## [Directions for this task]
In the records below, tally every line containing "link". Report only the total.

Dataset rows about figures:
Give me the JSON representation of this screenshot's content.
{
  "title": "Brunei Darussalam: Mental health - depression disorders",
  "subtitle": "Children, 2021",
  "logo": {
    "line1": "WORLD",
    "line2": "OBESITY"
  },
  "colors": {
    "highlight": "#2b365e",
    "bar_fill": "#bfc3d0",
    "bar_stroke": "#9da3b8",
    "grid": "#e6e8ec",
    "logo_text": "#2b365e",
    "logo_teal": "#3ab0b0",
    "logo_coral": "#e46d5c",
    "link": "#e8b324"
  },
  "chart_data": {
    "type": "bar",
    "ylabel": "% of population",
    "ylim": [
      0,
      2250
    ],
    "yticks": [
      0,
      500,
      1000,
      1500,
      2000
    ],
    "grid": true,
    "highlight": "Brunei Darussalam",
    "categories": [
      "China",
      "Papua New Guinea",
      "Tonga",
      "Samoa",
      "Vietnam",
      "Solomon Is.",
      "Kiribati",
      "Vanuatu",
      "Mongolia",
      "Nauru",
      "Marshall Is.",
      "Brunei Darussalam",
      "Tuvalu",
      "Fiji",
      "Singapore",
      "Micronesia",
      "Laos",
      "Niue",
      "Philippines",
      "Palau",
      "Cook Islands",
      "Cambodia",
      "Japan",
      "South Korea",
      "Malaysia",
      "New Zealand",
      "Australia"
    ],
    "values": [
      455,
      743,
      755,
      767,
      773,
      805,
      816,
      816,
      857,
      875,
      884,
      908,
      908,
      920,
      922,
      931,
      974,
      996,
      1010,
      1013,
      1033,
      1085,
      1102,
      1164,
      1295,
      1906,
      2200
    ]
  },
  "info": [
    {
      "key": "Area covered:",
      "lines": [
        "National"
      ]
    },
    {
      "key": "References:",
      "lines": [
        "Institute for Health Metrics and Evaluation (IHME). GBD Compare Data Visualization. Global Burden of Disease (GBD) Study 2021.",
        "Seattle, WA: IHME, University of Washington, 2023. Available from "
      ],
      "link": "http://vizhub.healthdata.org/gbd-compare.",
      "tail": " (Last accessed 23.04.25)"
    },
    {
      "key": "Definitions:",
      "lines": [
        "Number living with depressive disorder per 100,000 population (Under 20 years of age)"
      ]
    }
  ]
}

## [Solution]
2